Given exercise. Write out, word for word, every line from the one containing "OCR this image." through the last line of the records below, both ends included.

Records.
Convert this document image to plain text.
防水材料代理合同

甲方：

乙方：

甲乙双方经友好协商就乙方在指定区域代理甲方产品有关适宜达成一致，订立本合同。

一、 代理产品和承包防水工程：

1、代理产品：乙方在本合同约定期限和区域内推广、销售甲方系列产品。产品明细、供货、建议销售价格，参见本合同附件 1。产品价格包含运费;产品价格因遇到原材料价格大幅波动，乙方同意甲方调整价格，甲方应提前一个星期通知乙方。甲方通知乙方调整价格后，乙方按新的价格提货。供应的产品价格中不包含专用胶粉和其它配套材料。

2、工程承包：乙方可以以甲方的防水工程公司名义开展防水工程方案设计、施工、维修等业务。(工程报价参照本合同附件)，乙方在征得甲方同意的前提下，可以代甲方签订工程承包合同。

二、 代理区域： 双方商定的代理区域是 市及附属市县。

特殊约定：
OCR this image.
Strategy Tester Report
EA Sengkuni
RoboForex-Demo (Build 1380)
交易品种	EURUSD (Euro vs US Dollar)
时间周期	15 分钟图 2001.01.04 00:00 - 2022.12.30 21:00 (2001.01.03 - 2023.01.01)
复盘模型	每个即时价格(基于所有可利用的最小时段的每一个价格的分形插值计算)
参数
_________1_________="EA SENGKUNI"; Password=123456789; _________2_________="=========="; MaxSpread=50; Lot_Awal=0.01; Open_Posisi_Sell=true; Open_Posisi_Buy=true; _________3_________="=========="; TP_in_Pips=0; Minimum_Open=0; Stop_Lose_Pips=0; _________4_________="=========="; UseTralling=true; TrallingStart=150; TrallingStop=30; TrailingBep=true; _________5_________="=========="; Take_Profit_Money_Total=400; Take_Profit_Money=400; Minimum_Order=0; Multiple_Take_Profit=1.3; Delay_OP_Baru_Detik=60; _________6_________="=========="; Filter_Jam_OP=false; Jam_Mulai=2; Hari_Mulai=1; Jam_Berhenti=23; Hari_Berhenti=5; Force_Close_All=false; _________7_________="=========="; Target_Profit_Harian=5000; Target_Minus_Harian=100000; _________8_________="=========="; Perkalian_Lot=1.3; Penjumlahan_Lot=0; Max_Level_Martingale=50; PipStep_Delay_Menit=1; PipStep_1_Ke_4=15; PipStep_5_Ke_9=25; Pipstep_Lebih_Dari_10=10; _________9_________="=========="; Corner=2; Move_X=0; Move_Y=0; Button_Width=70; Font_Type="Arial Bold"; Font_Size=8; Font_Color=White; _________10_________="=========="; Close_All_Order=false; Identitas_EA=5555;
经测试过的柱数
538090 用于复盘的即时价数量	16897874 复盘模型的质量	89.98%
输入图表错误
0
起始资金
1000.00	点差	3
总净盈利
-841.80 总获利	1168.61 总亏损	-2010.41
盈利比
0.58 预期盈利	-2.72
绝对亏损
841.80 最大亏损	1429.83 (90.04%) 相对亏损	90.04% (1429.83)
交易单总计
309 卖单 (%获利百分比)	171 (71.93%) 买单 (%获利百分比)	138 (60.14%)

Completed task.
OCR this image.
Strategy Tester Report
EA Sengkuni
RoboForex-Demo (Build 1380)
交易品种	EURUSD (Euro vs US Dollar)
时间周期	15 分钟图 2001.01.04 00:00 - 2022.12.30 21:00 (2001.01.03 - 2023.01.01)
复盘模型	每个即时价格(基于所有可利用的最小时段的每一个价格的分形插值计算)
参数
_________1_________="EA SENGKUNI"; Password=123456789; _________2_________="=========="; MaxSpread=50; Lot_Awal=0.01; Open_Posisi_Sell=true; Open_Posisi_Buy=true; _________3_________="=========="; TP_in_Pips=0; Minimum_Open=0; Stop_Lose_Pips=0; _________4_________="=========="; UseTralling=true; TrallingStart=150; TrallingStop=30; TrailingBep=true; _________5_________="=========="; Take_Profit_Money_Total=400; Take_Profit_Money=400; Minimum_Order=0; Multiple_Take_Profit=1.3; Delay_OP_Baru_Detik=60; _________6_________="=========="; Filter_Jam_OP=false; Jam_Mulai=2; Hari_Mulai=1; Jam_Berhenti=23; Hari_Berhenti=5; Force_Close_All=false; _________7_________="=========="; Target_Profit_Harian=5000; Target_Minus_Harian=100000; _________8_________="=========="; Perkalian_Lot=1.3; Penjumlahan_Lot=0; Max_Level_Martingale=50; PipStep_Delay_Menit=1; PipStep_1_Ke_4=15; PipStep_5_Ke_9=25; Pipstep_Lebih_Dari_10=10; _________9_________="=========="; Corner=2; Move_X=0; Move_Y=0; Button_Width=70; Font_Type="Arial Bold"; Font_Size=8; Font_Color=White; _________10_________="=========="; Close_All_Order=false; Identitas_EA=5555;
经测试过的柱数
538090 用于复盘的即时价数量	16897874 复盘模型的质量	89.98%
输入图表错误
0
起始资金
1000.00	点差	3
总净盈利
-841.80 总获利	1168.61 总亏损	-2010.41
盈利比
0.58 预期盈利	-2.72
绝对亏损
841.80 最大亏损	1429.83 (90.04%) 相对亏损	90.04% (1429.83)
交易单总计
309 卖单 (%获利百分比)	171 (71.93%) 买单 (%获利百分比)	138 (60.14%)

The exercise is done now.